Task.
Please render the lines below as a numbered list, skipping any blank ones and leaving the pictures out.

Task input.
## START
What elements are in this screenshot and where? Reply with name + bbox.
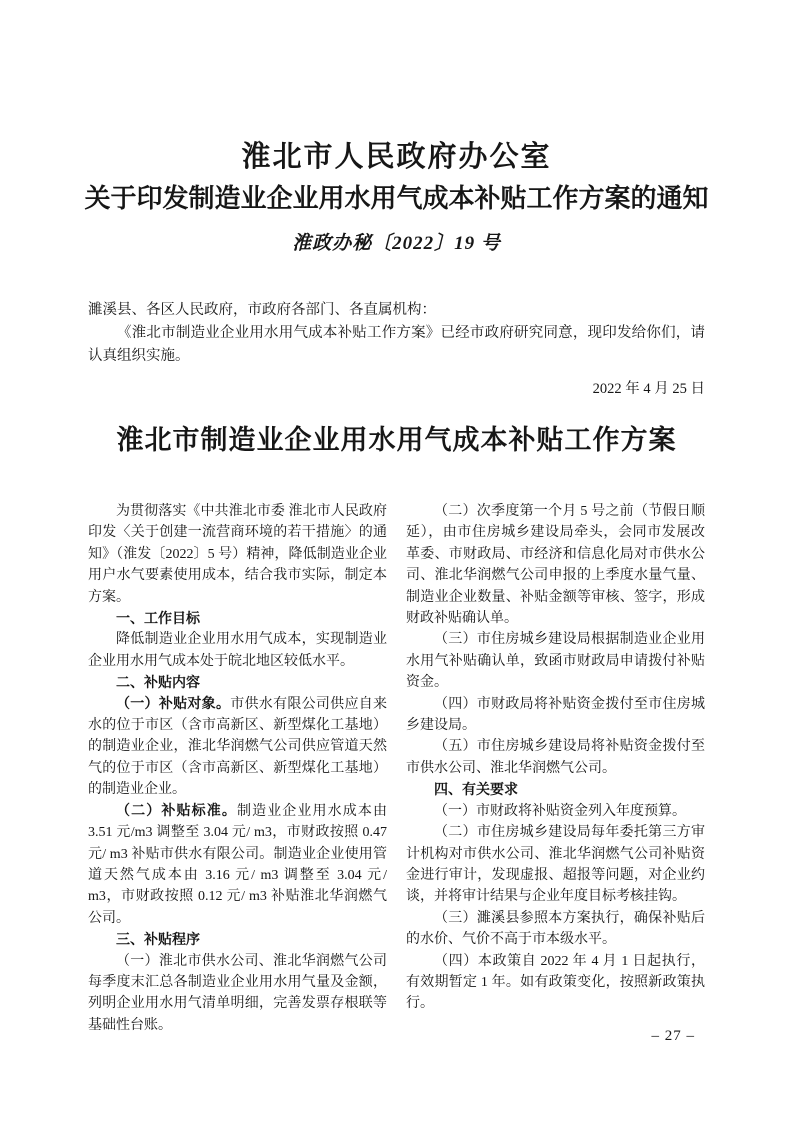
notice-title-line1: 淮北市人民政府办公室 <box>241 141 552 173</box>
plan-title: 淮北市制造业企业用水用气成本补贴工作方案 <box>116 425 677 455</box>
doc-number: 淮政办秘〔2022〕19 号 <box>292 233 501 255</box>
notice-title-line2: 关于印发制造业企业用水用气成本补贴工作方案的通知 <box>84 184 709 214</box>
paragraph: （五）市住房城乡建设局将补贴资金拨付至市供水公司、淮北华润燃气公司。 <box>406 739 705 776</box>
section-heading: 四、有关要求 <box>434 781 518 798</box>
paragraph: （二）市住房城乡建设局每年委托第三方审计机构对市供水公司、淮北华润燃气公司补贴资金进行审计，发现虚报、超报等问题，对企业约谈，并将审计结果与企业年度目标考核挂钩。 <box>406 825 705 905</box>
section-heading: 三、补贴程序 <box>116 931 200 948</box>
paragraph-label: （一）补贴对象。 <box>116 696 231 712</box>
notice-title-block <box>0 141 793 255</box>
notice-body <box>88 299 705 401</box>
paragraph: 降低制造业企业用水用气成本，实现制造业企业用水用气成本处于皖北地区较低水平。 <box>88 632 387 669</box>
paragraph: 为贯彻落实《中共淮北市委 淮北市人民政府印发〈关于创建一流营商环境的若干措施〉的通知》（淮发〔2022〕5 号）精神，降低制造业企业用户水气要素使用成本，结合我市实际，制定本方案。 <box>88 504 387 605</box>
salutation: 濉溪县、各区人民政府，市政府各部门、各直属机构： <box>88 302 436 318</box>
page-number: – 27 – <box>651 1028 695 1044</box>
paragraph: （三）濉溪县参照本方案执行，确保补贴后的水价、气价不高于市本级水平。 <box>406 910 705 948</box>
paragraph: （四）本政策自 2022 年 4 月 1 日起执行，有效期暂定 1 年。如有政策变化，按照新政策执行。 <box>406 953 705 1012</box>
notice-date: 2022 年 4 月 25 日 <box>592 381 705 397</box>
paragraph: （二）补贴标准。制造业企业用水成本由 3.51 元/m3 调整至 3.04 元/ m3，市财政按照 0.47 元/ m3 补贴市供水有限公司。制造业企业使用管道天然气成本由 3.16 元/ m3 调整至 3.04 元/ m3，市财政按照 0.12 元/ m3 补贴淮北华润燃气公司。 <box>88 803 388 926</box>
paragraph: （四）市财政局将补贴资金拨付至市住房城乡建设局。 <box>406 696 705 734</box>
right-column <box>406 501 705 1036</box>
paragraph: （一）补贴对象。市供水有限公司供应自来水的位于市区（含市高新区、新型煤化工基地）的制造业企业，淮北华润燃气公司供应管道天然气的位于市区（含市高新区、新型煤化工基地）的制造业企业。 <box>88 696 388 798</box>
section-heading: 二、补贴内容 <box>116 674 200 691</box>
notice-paragraph: 《淮北市制造业企业用水用气成本补贴工作方案》已经市政府研究同意，现印发给你们，请认真组织实施。 <box>88 325 705 364</box>
paragraph: （三）市住房城乡建设局根据制造业企业用水用气补贴确认单，致函市财政局申请拨付补贴资金。 <box>406 632 705 691</box>
paragraph: （一）市财政将补贴资金列入年度预算。 <box>434 803 686 819</box>
left-column <box>88 501 387 1036</box>
paragraph-label: （二）补贴标准。 <box>116 803 237 819</box>
paragraph: （二）次季度第一个月 5 号之前（节假日顺延），由市住房城乡建设局牵头，会同市发展改革委、市财政局、市经济和信息化局对市供水公司、淮北华润燃气公司申报的上季度水量气量、制造业企业数量、补贴金额等审核、签字，形成财政补贴确认单。 <box>406 504 705 627</box>
plan-body <box>88 501 706 1036</box>
section-heading: 一、工作目标 <box>116 610 200 627</box>
paragraph: （一）淮北市供水公司、淮北华润燃气公司每季度末汇总各制造业企业用水用气量及金额，列明企业用水用气清单明细，完善发票存根联等基础性台账。 <box>88 953 387 1033</box>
## END
Task output.
1. What elements are in this screenshot and where? Reply with name + bbox.
2. notice-title-line1: 淮北市人民政府办公室 <box>241 141 552 173</box>
3. plan-title: 淮北市制造业企业用水用气成本补贴工作方案 <box>116 425 677 455</box>
4. doc-number: 淮政办秘〔2022〕19 号 <box>292 233 501 255</box>
5. notice-title-line2: 关于印发制造业企业用水用气成本补贴工作方案的通知 <box>84 184 709 214</box>
6. paragraph: （五）市住房城乡建设局将补贴资金拨付至市供水公司、淮北华润燃气公司。 <box>406 739 705 776</box>
7. section-heading: 四、有关要求 <box>434 781 518 798</box>
8. paragraph: （二）市住房城乡建设局每年委托第三方审计机构对市供水公司、淮北华润燃气公司补贴资金进行审计，发现虚报、超报等问题，对企业约谈，并将审计结果与企业年度目标考核挂钩。 <box>406 825 705 905</box>
9. section-heading: 三、补贴程序 <box>116 931 200 948</box>
10. paragraph-label: （一）补贴对象。 <box>116 696 231 712</box>
11. notice-title-block <box>0 141 793 255</box>
12. notice-body <box>88 299 705 401</box>
13. paragraph: 降低制造业企业用水用气成本，实现制造业企业用水用气成本处于皖北地区较低水平。 <box>88 632 387 669</box>
14. paragraph: 为贯彻落实《中共淮北市委 淮北市人民政府印发〈关于创建一流营商环境的若干措施〉的通知》（淮发〔2022〕5 号）精神，降低制造业企业用户水气要素使用成本，结合我市实际，制定本方案。 <box>88 504 387 605</box>
15. salutation: 濉溪县、各区人民政府，市政府各部门、各直属机构： <box>88 302 436 318</box>
16. page-number: – 27 – <box>651 1028 695 1044</box>
17. paragraph: （三）濉溪县参照本方案执行，确保补贴后的水价、气价不高于市本级水平。 <box>406 910 705 948</box>
18. paragraph: （四）本政策自 2022 年 4 月 1 日起执行，有效期暂定 1 年。如有政策变化，按照新政策执行。 <box>406 953 705 1012</box>
19. notice-date: 2022 年 4 月 25 日 <box>592 381 705 397</box>
20. paragraph: （二）补贴标准。制造业企业用水成本由 3.51 元/m3 调整至 3.04 元/ m3，市财政按照 0.47 元/ m3 补贴市供水有限公司。制造业企业使用管道天然气成本由 3.16 元/ m3 调整至 3.04 元/ m3，市财政按照 0.12 元/ m3 补贴淮北华润燃气公司。 <box>88 803 388 926</box>
21. paragraph: （四）市财政局将补贴资金拨付至市住房城乡建设局。 <box>406 696 705 734</box>
22. right-column <box>406 501 705 1036</box>
23. paragraph: （一）补贴对象。市供水有限公司供应自来水的位于市区（含市高新区、新型煤化工基地）的制造业企业，淮北华润燃气公司供应管道天然气的位于市区（含市高新区、新型煤化工基地）的制造业企业。 <box>88 696 388 798</box>
24. section-heading: 二、补贴内容 <box>116 674 200 691</box>
25. notice-paragraph: 《淮北市制造业企业用水用气成本补贴工作方案》已经市政府研究同意，现印发给你们，请认真组织实施。 <box>88 325 705 364</box>
26. paragraph: （三）市住房城乡建设局根据制造业企业用水用气补贴确认单，致函市财政局申请拨付补贴资金。 <box>406 632 705 691</box>
27. paragraph: （一）市财政将补贴资金列入年度预算。 <box>434 803 686 819</box>
28. left-column <box>88 501 387 1036</box>
29. paragraph-label: （二）补贴标准。 <box>116 803 237 819</box>
30. paragraph: （二）次季度第一个月 5 号之前（节假日顺延），由市住房城乡建设局牵头，会同市发展改革委、市财政局、市经济和信息化局对市供水公司、淮北华润燃气公司申报的上季度水量气量、制造业企业数量、补贴金额等审核、签字，形成财政补贴确认单。 <box>406 504 705 627</box>
31. plan-body <box>88 501 706 1036</box>
32. section-heading: 一、工作目标 <box>116 610 200 627</box>
33. paragraph: （一）淮北市供水公司、淮北华润燃气公司每季度末汇总各制造业企业用水用气量及金额，列明企业用水用气清单明细，完善发票存根联等基础性台账。 <box>88 953 387 1033</box>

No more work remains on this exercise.